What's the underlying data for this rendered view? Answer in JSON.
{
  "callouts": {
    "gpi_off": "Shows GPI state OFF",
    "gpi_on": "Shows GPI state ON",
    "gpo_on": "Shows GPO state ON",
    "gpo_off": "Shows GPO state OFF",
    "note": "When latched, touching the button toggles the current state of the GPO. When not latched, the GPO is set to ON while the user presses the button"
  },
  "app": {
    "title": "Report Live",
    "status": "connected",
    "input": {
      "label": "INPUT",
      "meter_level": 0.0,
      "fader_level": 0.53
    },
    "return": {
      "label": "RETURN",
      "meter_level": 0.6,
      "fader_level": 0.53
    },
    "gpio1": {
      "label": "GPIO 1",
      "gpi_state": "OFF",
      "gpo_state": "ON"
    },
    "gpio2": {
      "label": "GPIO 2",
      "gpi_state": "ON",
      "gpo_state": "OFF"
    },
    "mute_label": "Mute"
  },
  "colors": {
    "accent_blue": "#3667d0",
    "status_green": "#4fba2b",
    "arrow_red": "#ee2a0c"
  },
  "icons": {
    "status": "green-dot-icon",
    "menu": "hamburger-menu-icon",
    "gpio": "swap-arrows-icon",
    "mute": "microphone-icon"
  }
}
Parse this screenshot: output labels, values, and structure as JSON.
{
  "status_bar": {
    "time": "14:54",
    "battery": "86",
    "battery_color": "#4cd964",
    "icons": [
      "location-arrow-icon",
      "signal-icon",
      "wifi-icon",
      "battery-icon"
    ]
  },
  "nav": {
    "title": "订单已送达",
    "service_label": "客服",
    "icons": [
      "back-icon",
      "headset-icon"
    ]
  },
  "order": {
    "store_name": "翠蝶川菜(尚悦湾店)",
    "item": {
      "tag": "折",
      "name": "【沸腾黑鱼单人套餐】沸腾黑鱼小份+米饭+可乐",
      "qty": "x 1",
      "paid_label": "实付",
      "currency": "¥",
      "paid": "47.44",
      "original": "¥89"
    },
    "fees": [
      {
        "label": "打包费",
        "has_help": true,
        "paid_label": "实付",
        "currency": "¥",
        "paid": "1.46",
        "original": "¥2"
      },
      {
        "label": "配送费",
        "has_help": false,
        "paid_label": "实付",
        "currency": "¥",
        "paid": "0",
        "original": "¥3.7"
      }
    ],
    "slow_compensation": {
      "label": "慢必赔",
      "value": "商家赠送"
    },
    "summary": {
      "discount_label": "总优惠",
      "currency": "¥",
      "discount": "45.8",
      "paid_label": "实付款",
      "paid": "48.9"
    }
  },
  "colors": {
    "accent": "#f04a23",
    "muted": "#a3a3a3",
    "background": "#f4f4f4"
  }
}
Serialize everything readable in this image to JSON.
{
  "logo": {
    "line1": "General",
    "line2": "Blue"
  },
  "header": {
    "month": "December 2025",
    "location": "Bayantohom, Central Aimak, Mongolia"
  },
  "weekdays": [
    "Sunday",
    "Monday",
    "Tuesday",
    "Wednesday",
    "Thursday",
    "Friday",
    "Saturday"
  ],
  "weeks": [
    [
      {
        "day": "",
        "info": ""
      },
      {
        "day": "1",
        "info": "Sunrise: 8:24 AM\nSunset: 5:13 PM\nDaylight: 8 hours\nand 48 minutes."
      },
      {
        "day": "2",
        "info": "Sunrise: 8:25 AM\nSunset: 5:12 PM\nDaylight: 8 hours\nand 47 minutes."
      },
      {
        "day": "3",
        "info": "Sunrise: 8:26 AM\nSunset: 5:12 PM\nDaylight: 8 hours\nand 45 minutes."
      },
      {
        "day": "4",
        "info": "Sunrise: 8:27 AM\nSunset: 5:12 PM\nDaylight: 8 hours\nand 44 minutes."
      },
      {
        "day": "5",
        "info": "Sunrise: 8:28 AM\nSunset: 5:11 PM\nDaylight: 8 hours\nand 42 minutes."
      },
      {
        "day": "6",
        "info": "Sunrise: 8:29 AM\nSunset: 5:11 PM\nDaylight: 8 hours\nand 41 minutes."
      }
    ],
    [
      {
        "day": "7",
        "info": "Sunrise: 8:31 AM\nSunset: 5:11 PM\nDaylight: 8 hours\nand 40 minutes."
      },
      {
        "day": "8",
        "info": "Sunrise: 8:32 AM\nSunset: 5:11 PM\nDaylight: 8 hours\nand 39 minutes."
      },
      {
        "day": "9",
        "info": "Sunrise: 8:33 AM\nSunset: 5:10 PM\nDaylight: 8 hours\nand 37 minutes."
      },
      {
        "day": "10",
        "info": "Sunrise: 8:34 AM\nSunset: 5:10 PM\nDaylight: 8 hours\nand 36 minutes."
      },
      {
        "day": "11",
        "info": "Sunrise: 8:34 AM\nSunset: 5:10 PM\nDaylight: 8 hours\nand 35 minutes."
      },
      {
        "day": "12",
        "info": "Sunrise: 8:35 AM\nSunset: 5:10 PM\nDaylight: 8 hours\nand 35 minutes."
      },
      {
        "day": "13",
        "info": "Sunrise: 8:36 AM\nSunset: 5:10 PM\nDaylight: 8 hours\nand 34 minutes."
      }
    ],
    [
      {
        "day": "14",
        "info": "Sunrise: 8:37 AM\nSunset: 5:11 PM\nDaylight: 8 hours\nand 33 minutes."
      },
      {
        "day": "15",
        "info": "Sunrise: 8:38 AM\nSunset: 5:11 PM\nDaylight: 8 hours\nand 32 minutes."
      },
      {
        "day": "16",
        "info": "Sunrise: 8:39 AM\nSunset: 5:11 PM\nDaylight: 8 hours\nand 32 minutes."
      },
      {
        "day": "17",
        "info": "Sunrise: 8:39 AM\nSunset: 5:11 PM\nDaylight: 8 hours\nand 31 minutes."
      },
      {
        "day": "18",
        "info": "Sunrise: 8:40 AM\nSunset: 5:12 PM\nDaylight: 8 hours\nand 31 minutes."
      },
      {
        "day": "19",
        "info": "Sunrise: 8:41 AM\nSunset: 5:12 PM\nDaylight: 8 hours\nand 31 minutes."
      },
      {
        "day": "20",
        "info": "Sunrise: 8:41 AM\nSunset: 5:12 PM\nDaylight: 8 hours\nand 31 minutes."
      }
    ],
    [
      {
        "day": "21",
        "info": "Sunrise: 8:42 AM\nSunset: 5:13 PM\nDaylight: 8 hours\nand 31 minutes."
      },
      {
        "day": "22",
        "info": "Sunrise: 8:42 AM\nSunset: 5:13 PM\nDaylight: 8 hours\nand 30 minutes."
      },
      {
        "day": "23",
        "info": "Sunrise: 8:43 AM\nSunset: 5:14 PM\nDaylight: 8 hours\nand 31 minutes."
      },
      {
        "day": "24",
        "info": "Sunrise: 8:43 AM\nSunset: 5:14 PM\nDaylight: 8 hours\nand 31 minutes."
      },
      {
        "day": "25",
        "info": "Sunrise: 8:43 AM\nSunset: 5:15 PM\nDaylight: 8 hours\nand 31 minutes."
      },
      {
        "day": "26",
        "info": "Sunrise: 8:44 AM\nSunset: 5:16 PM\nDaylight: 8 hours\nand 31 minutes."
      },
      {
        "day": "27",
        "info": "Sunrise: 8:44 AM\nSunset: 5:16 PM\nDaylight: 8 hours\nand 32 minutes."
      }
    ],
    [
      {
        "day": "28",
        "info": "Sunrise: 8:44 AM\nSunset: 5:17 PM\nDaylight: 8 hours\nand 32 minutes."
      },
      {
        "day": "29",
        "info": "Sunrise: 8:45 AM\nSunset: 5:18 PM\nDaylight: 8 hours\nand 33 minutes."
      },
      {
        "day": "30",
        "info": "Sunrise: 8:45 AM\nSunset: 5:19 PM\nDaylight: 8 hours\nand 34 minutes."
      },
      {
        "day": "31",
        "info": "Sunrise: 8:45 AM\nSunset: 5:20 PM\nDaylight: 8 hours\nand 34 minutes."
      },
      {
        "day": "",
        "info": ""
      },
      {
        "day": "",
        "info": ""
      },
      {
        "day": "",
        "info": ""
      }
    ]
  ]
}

- - - -

### INSTRUCTIONS TO FOLLOW
Take every line from the records above that has the word "JSON" and copy it.

### THE RESPONSE
What's the underlying data for this rendered view? Answer in JSON.
Parse this screenshot: output labels, values, and structure as JSON.
Serialize everything readable in this image to JSON.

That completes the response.